Task details :: Scan the lines below for the string "name" and copy every one that has it.

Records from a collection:
··········
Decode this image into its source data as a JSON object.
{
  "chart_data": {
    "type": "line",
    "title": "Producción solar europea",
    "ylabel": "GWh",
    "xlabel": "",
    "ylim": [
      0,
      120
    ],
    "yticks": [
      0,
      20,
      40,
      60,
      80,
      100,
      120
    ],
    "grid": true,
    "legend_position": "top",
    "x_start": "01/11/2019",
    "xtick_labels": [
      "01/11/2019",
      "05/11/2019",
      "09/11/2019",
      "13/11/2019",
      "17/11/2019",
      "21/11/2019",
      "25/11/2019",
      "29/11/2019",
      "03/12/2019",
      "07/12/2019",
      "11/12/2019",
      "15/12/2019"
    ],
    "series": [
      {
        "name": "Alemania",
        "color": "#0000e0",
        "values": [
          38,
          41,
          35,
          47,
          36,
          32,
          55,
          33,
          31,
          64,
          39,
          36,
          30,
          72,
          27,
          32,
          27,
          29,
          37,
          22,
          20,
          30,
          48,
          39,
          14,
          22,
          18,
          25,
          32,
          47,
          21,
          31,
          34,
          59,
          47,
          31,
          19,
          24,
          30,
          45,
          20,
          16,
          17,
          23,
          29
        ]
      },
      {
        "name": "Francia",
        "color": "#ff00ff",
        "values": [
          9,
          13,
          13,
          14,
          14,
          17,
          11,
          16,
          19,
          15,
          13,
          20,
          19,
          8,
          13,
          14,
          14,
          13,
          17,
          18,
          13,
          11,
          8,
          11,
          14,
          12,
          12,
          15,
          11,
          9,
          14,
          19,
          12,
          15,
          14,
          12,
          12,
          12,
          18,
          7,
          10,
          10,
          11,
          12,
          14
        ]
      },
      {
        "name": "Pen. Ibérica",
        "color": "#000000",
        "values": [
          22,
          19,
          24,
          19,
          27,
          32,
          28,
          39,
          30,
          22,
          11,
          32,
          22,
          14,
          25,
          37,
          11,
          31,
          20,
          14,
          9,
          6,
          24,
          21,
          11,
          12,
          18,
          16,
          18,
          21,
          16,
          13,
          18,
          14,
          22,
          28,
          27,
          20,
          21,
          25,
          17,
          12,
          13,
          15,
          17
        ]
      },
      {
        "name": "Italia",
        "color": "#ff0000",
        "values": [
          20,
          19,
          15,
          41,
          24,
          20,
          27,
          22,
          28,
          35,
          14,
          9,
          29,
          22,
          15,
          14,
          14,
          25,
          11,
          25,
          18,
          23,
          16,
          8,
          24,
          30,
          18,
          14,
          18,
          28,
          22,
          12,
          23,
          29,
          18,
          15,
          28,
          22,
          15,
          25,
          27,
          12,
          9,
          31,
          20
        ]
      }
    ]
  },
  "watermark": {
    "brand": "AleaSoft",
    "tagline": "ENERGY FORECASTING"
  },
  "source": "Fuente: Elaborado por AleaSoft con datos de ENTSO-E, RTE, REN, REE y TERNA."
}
··········
Answer to this exercise ::
        "name": "Alemania",
        "name": "Francia",
        "name": "Pen. Ibérica",
        "name": "Italia",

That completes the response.